(Selected text)

Metal supports kernel
in addition to the standard vertex
and fragment
functions. I found a metal kernel
example that converts an image to grayscale.
What exactly is the difference between doing this in a kernel
vs fragment
? What can a compute kernel
do (better) that a fragment
shader can't and vice versa?
Metal has four different types of command encoders:
MTLRenderCommandEncoder
MTLComputeCommandEncoder
MTLBlitCommandEncoder
MTLParallelRenderCommandEncoder
If you're just doing graphics programming, you're most familiar with the MTLRenderCommandEncoder
. That is where you would set up your vertex and fragment shaders. This is optimized to deal with a lot of draw calls and object primitives.
The kernel shaders are primarily used for the MTLComputeCommandEncoder.
I think the reason a kernel shader and a compute encoder were used for the image processing example is because you're not drawing any primitives as you would be with the render command encoder. Even though both methods are utilizing graphics, in this instance it's simply modifying color data on a texture rather than calculating depth of multiple objects on a screen.
The compute command encoder is also more easily set up to do parallel computing using threads:
https://developer.apple.com/reference/metal/mtlcomputecommandencoder
So if your application wanted to utilize multithreading on data modification, it's easier to do that in this command encoder than the render command encoder.

(End Selected text)
(Source information)

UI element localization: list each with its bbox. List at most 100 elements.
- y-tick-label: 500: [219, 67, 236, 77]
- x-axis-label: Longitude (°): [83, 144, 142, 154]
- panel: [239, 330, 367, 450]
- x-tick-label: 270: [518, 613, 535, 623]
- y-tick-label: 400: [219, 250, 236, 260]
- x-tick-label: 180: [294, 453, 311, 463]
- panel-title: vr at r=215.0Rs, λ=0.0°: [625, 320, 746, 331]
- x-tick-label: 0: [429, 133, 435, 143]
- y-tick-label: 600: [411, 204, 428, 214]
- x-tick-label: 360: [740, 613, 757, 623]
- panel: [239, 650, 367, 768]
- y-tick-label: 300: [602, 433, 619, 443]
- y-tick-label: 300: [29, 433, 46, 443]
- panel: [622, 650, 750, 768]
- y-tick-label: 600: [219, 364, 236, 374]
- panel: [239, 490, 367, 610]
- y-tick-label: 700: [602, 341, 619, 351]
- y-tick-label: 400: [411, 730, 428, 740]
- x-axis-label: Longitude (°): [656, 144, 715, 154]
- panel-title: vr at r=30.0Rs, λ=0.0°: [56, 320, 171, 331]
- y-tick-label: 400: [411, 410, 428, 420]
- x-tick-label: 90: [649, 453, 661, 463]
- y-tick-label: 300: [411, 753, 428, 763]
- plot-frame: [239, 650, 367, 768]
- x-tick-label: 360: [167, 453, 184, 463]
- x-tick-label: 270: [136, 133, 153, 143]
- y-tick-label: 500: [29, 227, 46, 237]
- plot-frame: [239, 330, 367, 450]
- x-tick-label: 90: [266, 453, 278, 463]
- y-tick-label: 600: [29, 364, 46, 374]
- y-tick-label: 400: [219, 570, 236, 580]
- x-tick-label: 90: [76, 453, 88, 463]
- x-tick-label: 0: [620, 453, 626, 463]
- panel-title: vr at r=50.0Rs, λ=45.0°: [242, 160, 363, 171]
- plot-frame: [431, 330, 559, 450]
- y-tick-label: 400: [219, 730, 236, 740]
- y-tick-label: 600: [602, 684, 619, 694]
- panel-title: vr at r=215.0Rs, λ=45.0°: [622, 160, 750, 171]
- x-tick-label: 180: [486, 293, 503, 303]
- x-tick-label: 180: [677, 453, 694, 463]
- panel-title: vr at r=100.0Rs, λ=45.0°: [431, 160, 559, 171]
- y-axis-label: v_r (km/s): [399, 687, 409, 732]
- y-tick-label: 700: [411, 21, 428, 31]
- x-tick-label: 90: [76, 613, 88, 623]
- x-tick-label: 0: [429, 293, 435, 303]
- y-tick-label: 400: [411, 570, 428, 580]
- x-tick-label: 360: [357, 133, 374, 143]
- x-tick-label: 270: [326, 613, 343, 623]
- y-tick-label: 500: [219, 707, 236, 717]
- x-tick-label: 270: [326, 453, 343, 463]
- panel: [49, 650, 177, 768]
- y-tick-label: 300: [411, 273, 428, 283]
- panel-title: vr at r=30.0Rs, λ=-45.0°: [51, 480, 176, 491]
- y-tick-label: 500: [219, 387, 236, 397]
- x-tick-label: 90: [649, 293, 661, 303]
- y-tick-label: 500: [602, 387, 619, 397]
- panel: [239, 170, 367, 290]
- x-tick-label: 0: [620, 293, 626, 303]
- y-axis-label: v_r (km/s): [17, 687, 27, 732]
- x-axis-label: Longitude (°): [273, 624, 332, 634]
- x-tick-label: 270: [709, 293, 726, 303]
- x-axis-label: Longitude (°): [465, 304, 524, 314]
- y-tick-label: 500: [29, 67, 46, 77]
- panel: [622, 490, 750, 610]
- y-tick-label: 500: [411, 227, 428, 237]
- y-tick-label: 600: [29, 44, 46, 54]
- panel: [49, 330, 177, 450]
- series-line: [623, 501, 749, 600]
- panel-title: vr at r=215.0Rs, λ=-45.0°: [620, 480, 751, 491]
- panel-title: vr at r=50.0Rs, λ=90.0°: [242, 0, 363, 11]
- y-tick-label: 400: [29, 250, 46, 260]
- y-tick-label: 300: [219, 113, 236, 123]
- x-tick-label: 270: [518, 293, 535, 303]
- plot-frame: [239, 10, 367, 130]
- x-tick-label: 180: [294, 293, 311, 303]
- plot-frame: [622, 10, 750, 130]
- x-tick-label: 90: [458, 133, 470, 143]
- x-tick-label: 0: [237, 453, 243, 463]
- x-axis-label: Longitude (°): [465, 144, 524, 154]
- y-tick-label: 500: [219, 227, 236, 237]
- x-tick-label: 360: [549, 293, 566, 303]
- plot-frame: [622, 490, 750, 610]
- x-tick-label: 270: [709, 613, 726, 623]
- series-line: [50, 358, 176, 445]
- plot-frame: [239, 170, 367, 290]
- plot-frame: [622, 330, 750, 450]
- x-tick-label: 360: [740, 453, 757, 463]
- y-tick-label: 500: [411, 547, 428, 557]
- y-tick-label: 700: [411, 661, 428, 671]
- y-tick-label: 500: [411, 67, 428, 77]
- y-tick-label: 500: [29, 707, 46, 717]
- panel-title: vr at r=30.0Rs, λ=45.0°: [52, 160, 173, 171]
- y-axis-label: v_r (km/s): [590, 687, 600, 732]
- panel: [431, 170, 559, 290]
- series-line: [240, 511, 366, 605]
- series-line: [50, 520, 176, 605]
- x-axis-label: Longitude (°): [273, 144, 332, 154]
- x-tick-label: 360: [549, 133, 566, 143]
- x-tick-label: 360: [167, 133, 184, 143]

(End Source information)

§ Using the information:
1. In the text on Metal shaders, which command encoder are kernel shaders primarily used for?
2. Write out, word for word, the part of the text on Metal shaders starting with "The kernel shaders" and going on through "on a screen.".

§ Answers by item:
1. The MTLComputeCommandEncoder.

2.
The kernel shaders are primarily used for the MTLComputeCommandEncoder.
I think the reason a kernel shader and a compute encoder were used for the image processing example is because you're not drawing any primitives as you would be with the render command encoder. Even though both methods are utilizing graphics, in this instance it's simply modifying color data on a texture rather than calculating depth of multiple objects on a screen.